---------- MATERIAL SHOWN

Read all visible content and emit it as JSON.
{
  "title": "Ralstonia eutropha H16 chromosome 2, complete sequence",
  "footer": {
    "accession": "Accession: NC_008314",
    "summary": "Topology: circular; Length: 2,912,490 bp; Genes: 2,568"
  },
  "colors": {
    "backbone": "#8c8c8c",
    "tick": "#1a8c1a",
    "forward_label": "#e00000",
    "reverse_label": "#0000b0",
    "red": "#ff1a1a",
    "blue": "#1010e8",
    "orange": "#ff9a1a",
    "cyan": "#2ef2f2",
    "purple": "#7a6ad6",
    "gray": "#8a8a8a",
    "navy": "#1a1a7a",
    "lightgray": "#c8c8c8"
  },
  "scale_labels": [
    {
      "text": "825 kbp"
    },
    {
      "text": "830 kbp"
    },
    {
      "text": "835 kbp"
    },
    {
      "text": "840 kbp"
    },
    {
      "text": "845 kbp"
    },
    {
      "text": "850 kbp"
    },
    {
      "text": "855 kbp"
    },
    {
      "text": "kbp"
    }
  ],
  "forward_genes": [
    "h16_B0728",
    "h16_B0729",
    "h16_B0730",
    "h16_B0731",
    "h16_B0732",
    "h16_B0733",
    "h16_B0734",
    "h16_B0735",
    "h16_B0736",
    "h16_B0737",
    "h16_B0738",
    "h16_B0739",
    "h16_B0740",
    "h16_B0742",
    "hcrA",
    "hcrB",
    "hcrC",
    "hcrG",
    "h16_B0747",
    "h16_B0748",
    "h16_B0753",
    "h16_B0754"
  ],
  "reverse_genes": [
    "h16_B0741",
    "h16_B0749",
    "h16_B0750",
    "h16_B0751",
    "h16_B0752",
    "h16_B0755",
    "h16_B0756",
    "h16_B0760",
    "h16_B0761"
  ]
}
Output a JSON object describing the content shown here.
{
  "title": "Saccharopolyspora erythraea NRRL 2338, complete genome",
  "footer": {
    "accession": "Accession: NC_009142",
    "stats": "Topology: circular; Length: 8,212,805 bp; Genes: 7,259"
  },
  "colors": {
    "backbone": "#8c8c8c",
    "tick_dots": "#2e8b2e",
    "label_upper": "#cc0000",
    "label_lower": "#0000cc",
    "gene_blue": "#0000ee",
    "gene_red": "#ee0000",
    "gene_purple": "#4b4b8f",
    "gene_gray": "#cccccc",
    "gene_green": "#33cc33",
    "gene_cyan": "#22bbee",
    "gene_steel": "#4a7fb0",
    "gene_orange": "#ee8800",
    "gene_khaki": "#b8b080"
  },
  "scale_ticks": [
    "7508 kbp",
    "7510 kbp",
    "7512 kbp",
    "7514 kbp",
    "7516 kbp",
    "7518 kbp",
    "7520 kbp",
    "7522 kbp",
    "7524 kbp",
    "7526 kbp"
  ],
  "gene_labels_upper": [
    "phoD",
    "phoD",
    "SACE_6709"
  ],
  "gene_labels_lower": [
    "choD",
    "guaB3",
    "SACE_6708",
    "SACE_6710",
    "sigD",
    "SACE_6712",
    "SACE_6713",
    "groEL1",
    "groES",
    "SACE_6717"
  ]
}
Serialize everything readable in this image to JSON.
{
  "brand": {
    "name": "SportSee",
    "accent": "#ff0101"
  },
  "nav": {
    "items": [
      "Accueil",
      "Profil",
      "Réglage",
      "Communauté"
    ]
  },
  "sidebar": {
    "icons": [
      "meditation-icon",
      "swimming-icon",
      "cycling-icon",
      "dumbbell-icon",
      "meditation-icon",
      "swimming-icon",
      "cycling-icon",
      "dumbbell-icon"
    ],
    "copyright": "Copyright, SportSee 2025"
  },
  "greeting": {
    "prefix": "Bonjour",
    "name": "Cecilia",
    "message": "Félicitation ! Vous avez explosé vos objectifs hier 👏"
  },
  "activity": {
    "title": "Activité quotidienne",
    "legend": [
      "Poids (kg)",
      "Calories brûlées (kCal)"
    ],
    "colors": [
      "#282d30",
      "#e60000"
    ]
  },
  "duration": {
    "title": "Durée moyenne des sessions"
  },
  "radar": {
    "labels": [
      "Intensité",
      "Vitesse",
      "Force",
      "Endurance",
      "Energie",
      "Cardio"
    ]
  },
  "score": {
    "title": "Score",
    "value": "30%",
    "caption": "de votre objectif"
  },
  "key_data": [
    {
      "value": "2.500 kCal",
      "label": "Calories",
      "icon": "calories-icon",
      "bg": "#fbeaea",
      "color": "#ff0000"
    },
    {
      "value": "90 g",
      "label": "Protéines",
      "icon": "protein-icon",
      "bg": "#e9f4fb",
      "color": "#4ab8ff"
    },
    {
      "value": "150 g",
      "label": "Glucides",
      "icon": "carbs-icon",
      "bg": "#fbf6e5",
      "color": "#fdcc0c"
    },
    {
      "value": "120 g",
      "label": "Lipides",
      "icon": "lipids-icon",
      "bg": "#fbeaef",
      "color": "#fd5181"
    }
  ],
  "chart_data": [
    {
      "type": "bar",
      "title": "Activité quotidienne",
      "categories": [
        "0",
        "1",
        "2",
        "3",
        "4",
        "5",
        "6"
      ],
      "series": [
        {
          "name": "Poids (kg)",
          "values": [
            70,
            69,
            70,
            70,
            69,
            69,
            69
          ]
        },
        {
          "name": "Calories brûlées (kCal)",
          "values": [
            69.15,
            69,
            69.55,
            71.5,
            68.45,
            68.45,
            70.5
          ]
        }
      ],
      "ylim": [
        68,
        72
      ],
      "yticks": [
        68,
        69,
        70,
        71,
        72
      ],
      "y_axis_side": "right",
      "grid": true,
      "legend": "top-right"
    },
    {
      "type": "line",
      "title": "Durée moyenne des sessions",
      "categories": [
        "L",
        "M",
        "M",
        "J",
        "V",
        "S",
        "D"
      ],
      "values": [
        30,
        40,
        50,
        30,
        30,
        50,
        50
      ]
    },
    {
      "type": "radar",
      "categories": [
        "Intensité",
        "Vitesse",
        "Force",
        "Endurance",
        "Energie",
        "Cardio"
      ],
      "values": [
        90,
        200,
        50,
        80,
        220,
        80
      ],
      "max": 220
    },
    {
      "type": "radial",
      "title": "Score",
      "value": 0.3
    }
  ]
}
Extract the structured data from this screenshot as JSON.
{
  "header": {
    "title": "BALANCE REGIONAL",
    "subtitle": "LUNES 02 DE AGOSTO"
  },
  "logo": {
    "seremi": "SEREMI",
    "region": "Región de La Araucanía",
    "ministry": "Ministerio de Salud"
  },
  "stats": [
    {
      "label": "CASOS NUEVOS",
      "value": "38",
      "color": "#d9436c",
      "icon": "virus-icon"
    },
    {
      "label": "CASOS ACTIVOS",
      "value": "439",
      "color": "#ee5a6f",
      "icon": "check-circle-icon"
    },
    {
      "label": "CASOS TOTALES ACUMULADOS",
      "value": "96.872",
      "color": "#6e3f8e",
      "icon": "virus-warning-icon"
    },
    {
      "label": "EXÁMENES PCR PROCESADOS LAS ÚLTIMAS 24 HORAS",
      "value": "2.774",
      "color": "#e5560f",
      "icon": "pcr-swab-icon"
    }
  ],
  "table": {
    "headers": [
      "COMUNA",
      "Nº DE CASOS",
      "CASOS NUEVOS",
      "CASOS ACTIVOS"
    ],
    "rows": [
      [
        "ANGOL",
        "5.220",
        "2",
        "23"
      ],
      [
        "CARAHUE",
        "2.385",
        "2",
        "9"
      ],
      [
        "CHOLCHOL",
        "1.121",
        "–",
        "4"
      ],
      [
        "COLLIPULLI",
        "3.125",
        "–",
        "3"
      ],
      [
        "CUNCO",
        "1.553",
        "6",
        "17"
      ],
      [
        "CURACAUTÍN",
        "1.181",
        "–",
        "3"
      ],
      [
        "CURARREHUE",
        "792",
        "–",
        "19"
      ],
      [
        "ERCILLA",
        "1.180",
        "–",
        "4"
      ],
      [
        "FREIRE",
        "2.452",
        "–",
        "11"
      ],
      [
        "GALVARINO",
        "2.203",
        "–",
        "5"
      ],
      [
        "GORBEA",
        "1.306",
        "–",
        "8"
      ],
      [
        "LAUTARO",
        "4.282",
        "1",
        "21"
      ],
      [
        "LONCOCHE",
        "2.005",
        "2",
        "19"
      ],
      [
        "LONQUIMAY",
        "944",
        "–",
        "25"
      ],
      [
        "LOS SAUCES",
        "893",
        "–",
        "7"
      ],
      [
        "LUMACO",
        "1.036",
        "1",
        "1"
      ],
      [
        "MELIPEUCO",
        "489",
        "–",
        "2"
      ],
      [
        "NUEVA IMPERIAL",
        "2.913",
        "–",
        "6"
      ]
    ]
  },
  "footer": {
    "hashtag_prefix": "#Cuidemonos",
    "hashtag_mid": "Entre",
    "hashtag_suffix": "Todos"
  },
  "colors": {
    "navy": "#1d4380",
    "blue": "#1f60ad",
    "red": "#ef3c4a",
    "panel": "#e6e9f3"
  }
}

--------------------

WHAT YOU WILL DO:
Look through the entries above and list every line containing "Durée".

ANSWER BELOW:
    "title": "Durée moyenne des sessions"
      "title": "Durée moyenne des sessions",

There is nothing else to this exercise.